What you will do — The records below are to be repeated in full, exactly as they are.

Source data —
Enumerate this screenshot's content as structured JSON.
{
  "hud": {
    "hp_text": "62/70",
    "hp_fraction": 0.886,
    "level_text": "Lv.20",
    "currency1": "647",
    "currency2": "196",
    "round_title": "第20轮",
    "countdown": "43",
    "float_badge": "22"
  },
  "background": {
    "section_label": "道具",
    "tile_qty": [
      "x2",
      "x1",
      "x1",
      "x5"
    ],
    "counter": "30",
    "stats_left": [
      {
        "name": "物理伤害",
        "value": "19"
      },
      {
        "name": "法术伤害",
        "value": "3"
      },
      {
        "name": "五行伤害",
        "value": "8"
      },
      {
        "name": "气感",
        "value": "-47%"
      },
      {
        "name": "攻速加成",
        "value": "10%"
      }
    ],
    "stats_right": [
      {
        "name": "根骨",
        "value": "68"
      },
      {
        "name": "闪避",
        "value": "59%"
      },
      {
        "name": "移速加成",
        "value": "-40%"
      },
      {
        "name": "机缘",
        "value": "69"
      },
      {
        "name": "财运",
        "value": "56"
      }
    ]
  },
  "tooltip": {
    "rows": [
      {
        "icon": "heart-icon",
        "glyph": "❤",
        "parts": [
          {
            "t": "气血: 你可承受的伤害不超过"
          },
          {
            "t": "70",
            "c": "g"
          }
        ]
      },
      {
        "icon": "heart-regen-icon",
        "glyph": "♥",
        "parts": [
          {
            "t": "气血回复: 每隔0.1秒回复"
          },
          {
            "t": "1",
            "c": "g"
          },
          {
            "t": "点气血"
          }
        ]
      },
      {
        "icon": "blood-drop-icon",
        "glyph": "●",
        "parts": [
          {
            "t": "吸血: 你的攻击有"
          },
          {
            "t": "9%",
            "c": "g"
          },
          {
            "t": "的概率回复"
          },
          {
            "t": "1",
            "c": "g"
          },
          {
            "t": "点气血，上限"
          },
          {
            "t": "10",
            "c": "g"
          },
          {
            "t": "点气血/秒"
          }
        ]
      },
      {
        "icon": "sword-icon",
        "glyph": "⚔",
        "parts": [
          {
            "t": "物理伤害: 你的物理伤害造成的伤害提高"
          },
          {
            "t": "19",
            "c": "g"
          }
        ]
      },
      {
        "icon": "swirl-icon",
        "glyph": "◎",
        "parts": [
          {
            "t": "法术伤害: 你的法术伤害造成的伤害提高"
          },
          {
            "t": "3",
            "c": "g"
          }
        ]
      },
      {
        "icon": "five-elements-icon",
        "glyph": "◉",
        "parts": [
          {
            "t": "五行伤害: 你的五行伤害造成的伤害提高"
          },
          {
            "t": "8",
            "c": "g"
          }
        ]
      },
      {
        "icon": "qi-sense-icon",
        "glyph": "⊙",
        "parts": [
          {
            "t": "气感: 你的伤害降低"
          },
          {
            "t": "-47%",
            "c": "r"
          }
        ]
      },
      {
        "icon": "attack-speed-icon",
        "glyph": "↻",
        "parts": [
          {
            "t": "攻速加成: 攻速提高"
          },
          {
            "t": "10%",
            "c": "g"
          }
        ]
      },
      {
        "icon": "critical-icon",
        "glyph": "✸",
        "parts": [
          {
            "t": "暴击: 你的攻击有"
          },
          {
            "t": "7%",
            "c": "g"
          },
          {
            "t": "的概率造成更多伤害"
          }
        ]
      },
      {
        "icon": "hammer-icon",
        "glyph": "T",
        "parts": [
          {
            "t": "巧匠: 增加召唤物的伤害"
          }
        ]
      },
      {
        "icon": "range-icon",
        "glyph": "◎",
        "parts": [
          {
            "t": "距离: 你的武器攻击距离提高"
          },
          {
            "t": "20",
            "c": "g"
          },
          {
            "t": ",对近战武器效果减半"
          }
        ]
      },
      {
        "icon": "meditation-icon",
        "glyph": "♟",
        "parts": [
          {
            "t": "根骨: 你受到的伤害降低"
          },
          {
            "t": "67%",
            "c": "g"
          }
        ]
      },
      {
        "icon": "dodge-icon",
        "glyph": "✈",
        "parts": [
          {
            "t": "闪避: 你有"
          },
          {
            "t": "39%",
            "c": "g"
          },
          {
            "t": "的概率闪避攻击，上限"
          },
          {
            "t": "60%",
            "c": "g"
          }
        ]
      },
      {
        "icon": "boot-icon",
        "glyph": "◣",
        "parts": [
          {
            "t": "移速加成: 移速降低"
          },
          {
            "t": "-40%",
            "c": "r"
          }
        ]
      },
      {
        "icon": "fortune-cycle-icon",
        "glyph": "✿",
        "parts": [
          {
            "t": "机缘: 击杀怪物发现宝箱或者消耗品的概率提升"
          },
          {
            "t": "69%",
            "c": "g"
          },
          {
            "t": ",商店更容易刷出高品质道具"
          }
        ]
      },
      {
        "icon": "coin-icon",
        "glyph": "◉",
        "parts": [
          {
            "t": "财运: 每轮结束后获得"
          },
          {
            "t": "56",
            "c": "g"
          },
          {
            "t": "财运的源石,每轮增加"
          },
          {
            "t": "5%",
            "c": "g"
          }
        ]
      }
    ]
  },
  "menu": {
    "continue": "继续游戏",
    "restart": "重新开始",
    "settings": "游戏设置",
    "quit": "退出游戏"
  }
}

Response to the exercise —
Enumerate this screenshot's content as structured JSON.
{
  "hud": {
    "hp_text": "62/70",
    "hp_fraction": 0.886,
    "level_text": "Lv.20",
    "currency1": "647",
    "currency2": "196",
    "round_title": "第20轮",
    "countdown": "43",
    "float_badge": "22"
  },
  "background": {
    "section_label": "道具",
    "tile_qty": [
      "x2",
      "x1",
      "x1",
      "x5"
    ],
    "counter": "30",
    "stats_left": [
      {
        "name": "物理伤害",
        "value": "19"
      },
      {
        "name": "法术伤害",
        "value": "3"
      },
      {
        "name": "五行伤害",
        "value": "8"
      },
      {
        "name": "气感",
        "value": "-47%"
      },
      {
        "name": "攻速加成",
        "value": "10%"
      }
    ],
    "stats_right": [
      {
        "name": "根骨",
        "value": "68"
      },
      {
        "name": "闪避",
        "value": "59%"
      },
      {
        "name": "移速加成",
        "value": "-40%"
      },
      {
        "name": "机缘",
        "value": "69"
      },
      {
        "name": "财运",
        "value": "56"
      }
    ]
  },
  "tooltip": {
    "rows": [
      {
        "icon": "heart-icon",
        "glyph": "❤",
        "parts": [
          {
            "t": "气血: 你可承受的伤害不超过"
          },
          {
            "t": "70",
            "c": "g"
          }
        ]
      },
      {
        "icon": "heart-regen-icon",
        "glyph": "♥",
        "parts": [
          {
            "t": "气血回复: 每隔0.1秒回复"
          },
          {
            "t": "1",
            "c": "g"
          },
          {
            "t": "点气血"
          }
        ]
      },
      {
        "icon": "blood-drop-icon",
        "glyph": "●",
        "parts": [
          {
            "t": "吸血: 你的攻击有"
          },
          {
            "t": "9%",
            "c": "g"
          },
          {
            "t": "的概率回复"
          },
          {
            "t": "1",
            "c": "g"
          },
          {
            "t": "点气血，上限"
          },
          {
            "t": "10",
            "c": "g"
          },
          {
            "t": "点气血/秒"
          }
        ]
      },
      {
        "icon": "sword-icon",
        "glyph": "⚔",
        "parts": [
          {
            "t": "物理伤害: 你的物理伤害造成的伤害提高"
          },
          {
            "t": "19",
            "c": "g"
          }
        ]
      },
      {
        "icon": "swirl-icon",
        "glyph": "◎",
        "parts": [
          {
            "t": "法术伤害: 你的法术伤害造成的伤害提高"
          },
          {
            "t": "3",
            "c": "g"
          }
        ]
      },
      {
        "icon": "five-elements-icon",
        "glyph": "◉",
        "parts": [
          {
            "t": "五行伤害: 你的五行伤害造成的伤害提高"
          },
          {
            "t": "8",
            "c": "g"
          }
        ]
      },
      {
        "icon": "qi-sense-icon",
        "glyph": "⊙",
        "parts": [
          {
            "t": "气感: 你的伤害降低"
          },
          {
            "t": "-47%",
            "c": "r"
          }
        ]
      },
      {
        "icon": "attack-speed-icon",
        "glyph": "↻",
        "parts": [
          {
            "t": "攻速加成: 攻速提高"
          },
          {
            "t": "10%",
            "c": "g"
          }
        ]
      },
      {
        "icon": "critical-icon",
        "glyph": "✸",
        "parts": [
          {
            "t": "暴击: 你的攻击有"
          },
          {
            "t": "7%",
            "c": "g"
          },
          {
            "t": "的概率造成更多伤害"
          }
        ]
      },
      {
        "icon": "hammer-icon",
        "glyph": "T",
        "parts": [
          {
            "t": "巧匠: 增加召唤物的伤害"
          }
        ]
      },
      {
        "icon": "range-icon",
        "glyph": "◎",
        "parts": [
          {
            "t": "距离: 你的武器攻击距离提高"
          },
          {
            "t": "20",
            "c": "g"
          },
          {
            "t": ",对近战武器效果减半"
          }
        ]
      },
      {
        "icon": "meditation-icon",
        "glyph": "♟",
        "parts": [
          {
            "t": "根骨: 你受到的伤害降低"
          },
          {
            "t": "67%",
            "c": "g"
          }
        ]
      },
      {
        "icon": "dodge-icon",
        "glyph": "✈",
        "parts": [
          {
            "t": "闪避: 你有"
          },
          {
            "t": "39%",
            "c": "g"
          },
          {
            "t": "的概率闪避攻击，上限"
          },
          {
            "t": "60%",
            "c": "g"
          }
        ]
      },
      {
        "icon": "boot-icon",
        "glyph": "◣",
        "parts": [
          {
            "t": "移速加成: 移速降低"
          },
          {
            "t": "-40%",
            "c": "r"
          }
        ]
      },
      {
        "icon": "fortune-cycle-icon",
        "glyph": "✿",
        "parts": [
          {
            "t": "机缘: 击杀怪物发现宝箱或者消耗品的概率提升"
          },
          {
            "t": "69%",
            "c": "g"
          },
          {
            "t": ",商店更容易刷出高品质道具"
          }
        ]
      },
      {
        "icon": "coin-icon",
        "glyph": "◉",
        "parts": [
          {
            "t": "财运: 每轮结束后获得"
          },
          {
            "t": "56",
            "c": "g"
          },
          {
            "t": "财运的源石,每轮增加"
          },
          {
            "t": "5%",
            "c": "g"
          }
        ]
      }
    ]
  },
  "menu": {
    "continue": "继续游戏",
    "restart": "重新开始",
    "settings": "游戏设置",
    "quit": "退出游戏"
  }
}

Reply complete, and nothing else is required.